WHAT THE TASK ASKS => Note each line where "know" appears, and copy it.

PROVIDED MATERIAL =>
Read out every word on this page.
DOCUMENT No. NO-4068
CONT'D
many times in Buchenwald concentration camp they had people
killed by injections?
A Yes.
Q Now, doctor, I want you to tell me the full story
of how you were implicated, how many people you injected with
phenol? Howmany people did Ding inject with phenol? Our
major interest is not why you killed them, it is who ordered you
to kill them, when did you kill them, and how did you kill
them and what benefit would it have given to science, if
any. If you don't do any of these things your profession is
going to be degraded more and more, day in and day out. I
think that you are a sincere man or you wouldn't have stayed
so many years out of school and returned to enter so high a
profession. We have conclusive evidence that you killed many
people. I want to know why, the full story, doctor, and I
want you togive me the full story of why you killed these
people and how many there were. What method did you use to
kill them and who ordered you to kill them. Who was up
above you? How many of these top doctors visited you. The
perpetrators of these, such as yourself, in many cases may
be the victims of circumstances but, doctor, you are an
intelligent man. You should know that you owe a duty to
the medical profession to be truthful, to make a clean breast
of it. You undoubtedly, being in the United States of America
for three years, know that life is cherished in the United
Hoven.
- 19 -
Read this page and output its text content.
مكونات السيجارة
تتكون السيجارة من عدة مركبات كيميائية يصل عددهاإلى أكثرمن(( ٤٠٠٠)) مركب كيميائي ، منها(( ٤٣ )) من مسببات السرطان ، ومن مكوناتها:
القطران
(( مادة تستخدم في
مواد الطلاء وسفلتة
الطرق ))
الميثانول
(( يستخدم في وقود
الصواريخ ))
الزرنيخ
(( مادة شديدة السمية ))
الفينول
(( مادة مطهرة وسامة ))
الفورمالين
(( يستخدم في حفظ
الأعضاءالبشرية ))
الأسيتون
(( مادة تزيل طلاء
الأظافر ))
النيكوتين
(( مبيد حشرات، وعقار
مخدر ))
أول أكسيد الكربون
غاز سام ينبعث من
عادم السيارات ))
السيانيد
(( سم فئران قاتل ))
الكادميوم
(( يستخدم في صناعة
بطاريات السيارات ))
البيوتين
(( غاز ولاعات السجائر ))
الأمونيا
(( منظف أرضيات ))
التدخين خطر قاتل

RESULT BELOW =>
people. I want to know why, the full story, doctor, and I
intelligent man. You should know that you owe a duty to
for three years, know that life is cherished in the United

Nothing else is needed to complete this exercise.